(Stored data)
■ ■ ■ ■ ■

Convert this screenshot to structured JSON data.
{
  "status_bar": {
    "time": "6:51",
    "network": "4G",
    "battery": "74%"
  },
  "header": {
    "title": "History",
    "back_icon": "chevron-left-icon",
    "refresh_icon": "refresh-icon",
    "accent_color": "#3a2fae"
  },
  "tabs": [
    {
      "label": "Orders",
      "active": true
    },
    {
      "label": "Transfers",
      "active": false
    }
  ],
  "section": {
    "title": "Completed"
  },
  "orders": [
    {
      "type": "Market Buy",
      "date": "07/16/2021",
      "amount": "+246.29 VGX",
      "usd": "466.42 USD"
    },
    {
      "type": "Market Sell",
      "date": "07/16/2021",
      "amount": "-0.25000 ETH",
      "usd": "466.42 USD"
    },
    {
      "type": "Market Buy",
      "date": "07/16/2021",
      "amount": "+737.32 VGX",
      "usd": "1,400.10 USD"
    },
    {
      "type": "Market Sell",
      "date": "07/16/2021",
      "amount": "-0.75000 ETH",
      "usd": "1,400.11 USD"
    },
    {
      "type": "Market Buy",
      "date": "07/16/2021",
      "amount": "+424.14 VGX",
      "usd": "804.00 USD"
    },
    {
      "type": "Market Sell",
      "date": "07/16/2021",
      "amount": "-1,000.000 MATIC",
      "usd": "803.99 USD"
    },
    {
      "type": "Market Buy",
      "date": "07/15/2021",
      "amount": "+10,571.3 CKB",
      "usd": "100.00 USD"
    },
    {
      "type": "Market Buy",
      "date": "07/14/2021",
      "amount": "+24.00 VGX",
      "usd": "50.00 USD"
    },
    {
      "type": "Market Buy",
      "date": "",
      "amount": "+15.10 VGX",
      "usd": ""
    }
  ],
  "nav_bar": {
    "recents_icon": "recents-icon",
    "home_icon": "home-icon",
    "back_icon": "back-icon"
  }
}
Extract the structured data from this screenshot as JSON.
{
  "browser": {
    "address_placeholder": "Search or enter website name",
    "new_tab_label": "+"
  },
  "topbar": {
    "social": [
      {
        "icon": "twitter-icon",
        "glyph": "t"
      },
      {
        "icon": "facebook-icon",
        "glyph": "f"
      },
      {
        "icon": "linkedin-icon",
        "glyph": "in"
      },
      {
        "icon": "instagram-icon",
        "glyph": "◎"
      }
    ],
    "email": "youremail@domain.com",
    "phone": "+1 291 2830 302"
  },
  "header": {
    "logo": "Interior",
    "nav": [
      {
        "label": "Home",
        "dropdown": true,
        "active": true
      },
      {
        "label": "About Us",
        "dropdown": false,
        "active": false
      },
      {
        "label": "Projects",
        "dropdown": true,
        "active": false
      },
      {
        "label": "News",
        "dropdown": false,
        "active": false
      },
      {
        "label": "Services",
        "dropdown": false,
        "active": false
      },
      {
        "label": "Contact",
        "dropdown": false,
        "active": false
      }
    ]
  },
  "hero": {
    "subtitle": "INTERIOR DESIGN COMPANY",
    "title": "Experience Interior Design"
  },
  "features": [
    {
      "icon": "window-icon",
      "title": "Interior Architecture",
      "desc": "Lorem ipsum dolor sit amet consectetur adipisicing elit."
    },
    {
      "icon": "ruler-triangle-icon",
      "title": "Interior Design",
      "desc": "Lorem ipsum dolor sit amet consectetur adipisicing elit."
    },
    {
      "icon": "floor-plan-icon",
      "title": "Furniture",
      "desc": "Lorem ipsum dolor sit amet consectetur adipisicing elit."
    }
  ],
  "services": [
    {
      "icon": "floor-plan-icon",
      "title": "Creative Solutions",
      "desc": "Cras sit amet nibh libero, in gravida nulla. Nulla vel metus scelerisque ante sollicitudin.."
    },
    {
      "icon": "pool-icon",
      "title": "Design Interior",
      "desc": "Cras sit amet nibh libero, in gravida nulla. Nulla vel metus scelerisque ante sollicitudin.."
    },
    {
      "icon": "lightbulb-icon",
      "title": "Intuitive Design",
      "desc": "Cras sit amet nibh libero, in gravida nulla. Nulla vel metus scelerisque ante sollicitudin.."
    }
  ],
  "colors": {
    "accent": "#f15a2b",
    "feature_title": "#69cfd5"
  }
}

■ ■ ■ ■ ■

■ **Given task**: All of the material above needs to be copied exactly.

■ **Finished task**:
Convert this screenshot to structured JSON data.
{
  "status_bar": {
    "time": "6:51",
    "network": "4G",
    "battery": "74%"
  },
  "header": {
    "title": "History",
    "back_icon": "chevron-left-icon",
    "refresh_icon": "refresh-icon",
    "accent_color": "#3a2fae"
  },
  "tabs": [
    {
      "label": "Orders",
      "active": true
    },
    {
      "label": "Transfers",
      "active": false
    }
  ],
  "section": {
    "title": "Completed"
  },
  "orders": [
    {
      "type": "Market Buy",
      "date": "07/16/2021",
      "amount": "+246.29 VGX",
      "usd": "466.42 USD"
    },
    {
      "type": "Market Sell",
      "date": "07/16/2021",
      "amount": "-0.25000 ETH",
      "usd": "466.42 USD"
    },
    {
      "type": "Market Buy",
      "date": "07/16/2021",
      "amount": "+737.32 VGX",
      "usd": "1,400.10 USD"
    },
    {
      "type": "Market Sell",
      "date": "07/16/2021",
      "amount": "-0.75000 ETH",
      "usd": "1,400.11 USD"
    },
    {
      "type": "Market Buy",
      "date": "07/16/2021",
      "amount": "+424.14 VGX",
      "usd": "804.00 USD"
    },
    {
      "type": "Market Sell",
      "date": "07/16/2021",
      "amount": "-1,000.000 MATIC",
      "usd": "803.99 USD"
    },
    {
      "type": "Market Buy",
      "date": "07/15/2021",
      "amount": "+10,571.3 CKB",
      "usd": "100.00 USD"
    },
    {
      "type": "Market Buy",
      "date": "07/14/2021",
      "amount": "+24.00 VGX",
      "usd": "50.00 USD"
    },
    {
      "type": "Market Buy",
      "date": "",
      "amount": "+15.10 VGX",
      "usd": ""
    }
  ],
  "nav_bar": {
    "recents_icon": "recents-icon",
    "home_icon": "home-icon",
    "back_icon": "back-icon"
  }
}
Extract the structured data from this screenshot as JSON.
{
  "browser": {
    "address_placeholder": "Search or enter website name",
    "new_tab_label": "+"
  },
  "topbar": {
    "social": [
      {
        "icon": "twitter-icon",
        "glyph": "t"
      },
      {
        "icon": "facebook-icon",
        "glyph": "f"
      },
      {
        "icon": "linkedin-icon",
        "glyph": "in"
      },
      {
        "icon": "instagram-icon",
        "glyph": "◎"
      }
    ],
    "email": "youremail@domain.com",
    "phone": "+1 291 2830 302"
  },
  "header": {
    "logo": "Interior",
    "nav": [
      {
        "label": "Home",
        "dropdown": true,
        "active": true
      },
      {
        "label": "About Us",
        "dropdown": false,
        "active": false
      },
      {
        "label": "Projects",
        "dropdown": true,
        "active": false
      },
      {
        "label": "News",
        "dropdown": false,
        "active": false
      },
      {
        "label": "Services",
        "dropdown": false,
        "active": false
      },
      {
        "label": "Contact",
        "dropdown": false,
        "active": false
      }
    ]
  },
  "hero": {
    "subtitle": "INTERIOR DESIGN COMPANY",
    "title": "Experience Interior Design"
  },
  "features": [
    {
      "icon": "window-icon",
      "title": "Interior Architecture",
      "desc": "Lorem ipsum dolor sit amet consectetur adipisicing elit."
    },
    {
      "icon": "ruler-triangle-icon",
      "title": "Interior Design",
      "desc": "Lorem ipsum dolor sit amet consectetur adipisicing elit."
    },
    {
      "icon": "floor-plan-icon",
      "title": "Furniture",
      "desc": "Lorem ipsum dolor sit amet consectetur adipisicing elit."
    }
  ],
  "services": [
    {
      "icon": "floor-plan-icon",
      "title": "Creative Solutions",
      "desc": "Cras sit amet nibh libero, in gravida nulla. Nulla vel metus scelerisque ante sollicitudin.."
    },
    {
      "icon": "pool-icon",
      "title": "Design Interior",
      "desc": "Cras sit amet nibh libero, in gravida nulla. Nulla vel metus scelerisque ante sollicitudin.."
    },
    {
      "icon": "lightbulb-icon",
      "title": "Intuitive Design",
      "desc": "Cras sit amet nibh libero, in gravida nulla. Nulla vel metus scelerisque ante sollicitudin.."
    }
  ],
  "colors": {
    "accent": "#f15a2b",
    "feature_title": "#69cfd5"
  }
}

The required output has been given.